[Dataset]:

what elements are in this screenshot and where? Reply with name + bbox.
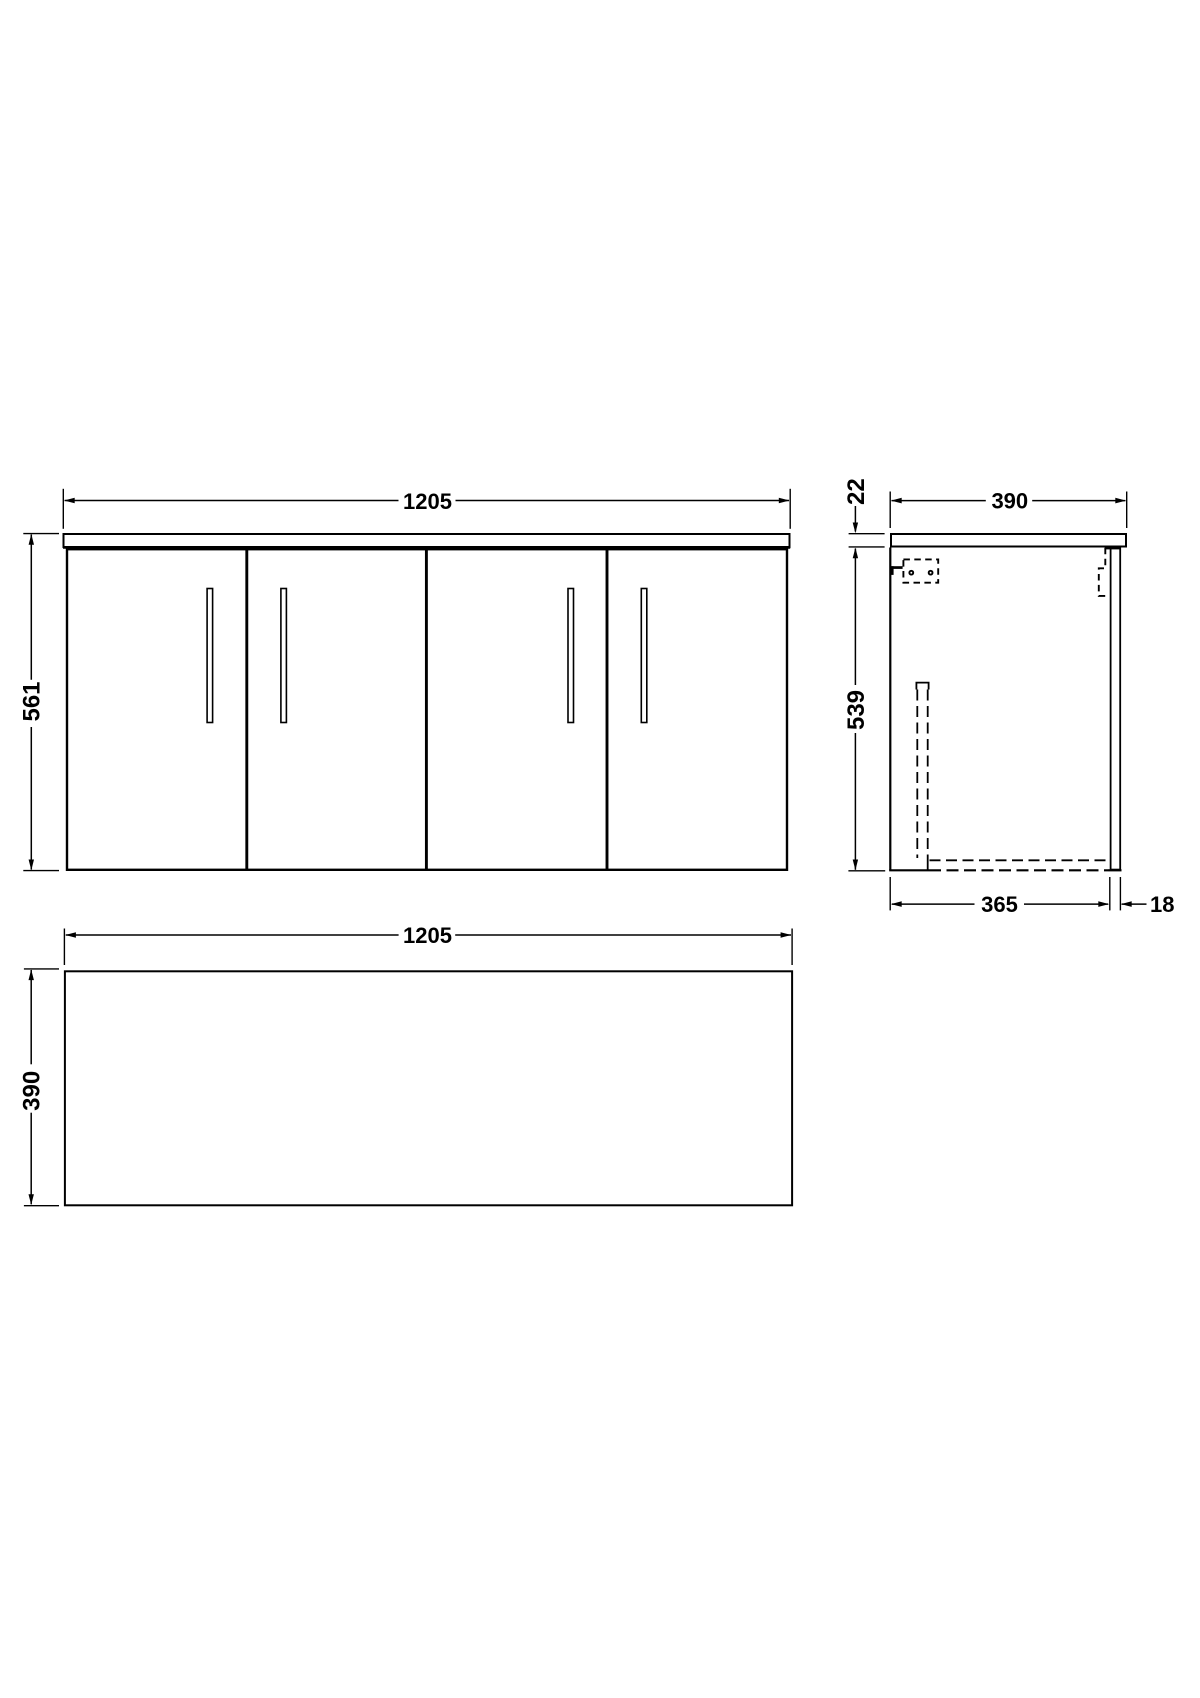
svg-text:1205: 1205 [403,489,452,514]
svg-text:561: 561 [19,681,46,721]
svg-text:390: 390 [991,489,1028,514]
svg-text:18: 18 [1150,892,1174,917]
svg-text:365: 365 [981,892,1018,917]
svg-text:539: 539 [843,690,870,730]
svg-text:390: 390 [19,1071,46,1111]
svg-text:1205: 1205 [403,923,452,948]
svg-text:22: 22 [843,478,870,505]
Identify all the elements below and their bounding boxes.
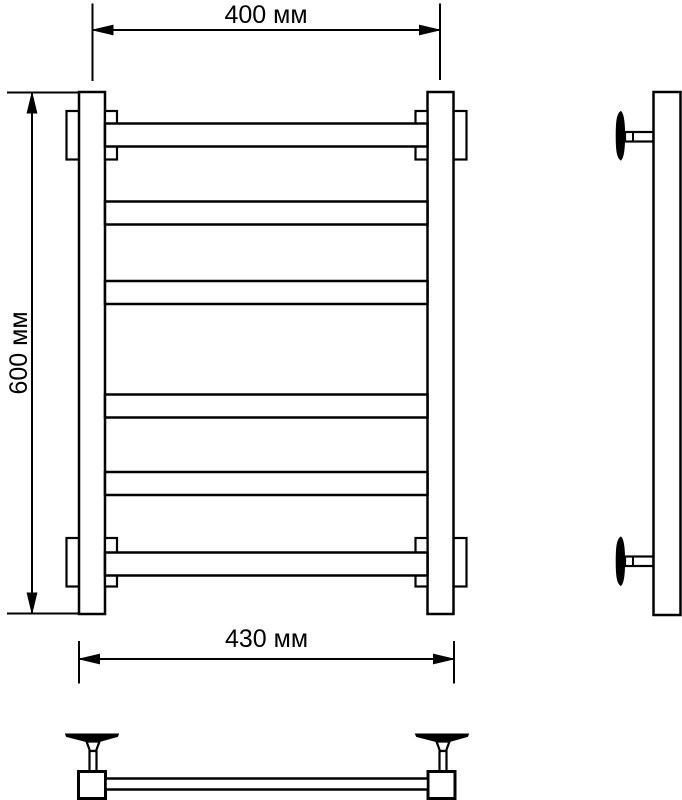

[The task]: Return each line of the rows above that contains the string "elements". The match is case-sensitive.

[Solution for this task]:
what elements are in this screenshot and where? Reply with name + bbox.
Identify all the elements below and their bounding boxes.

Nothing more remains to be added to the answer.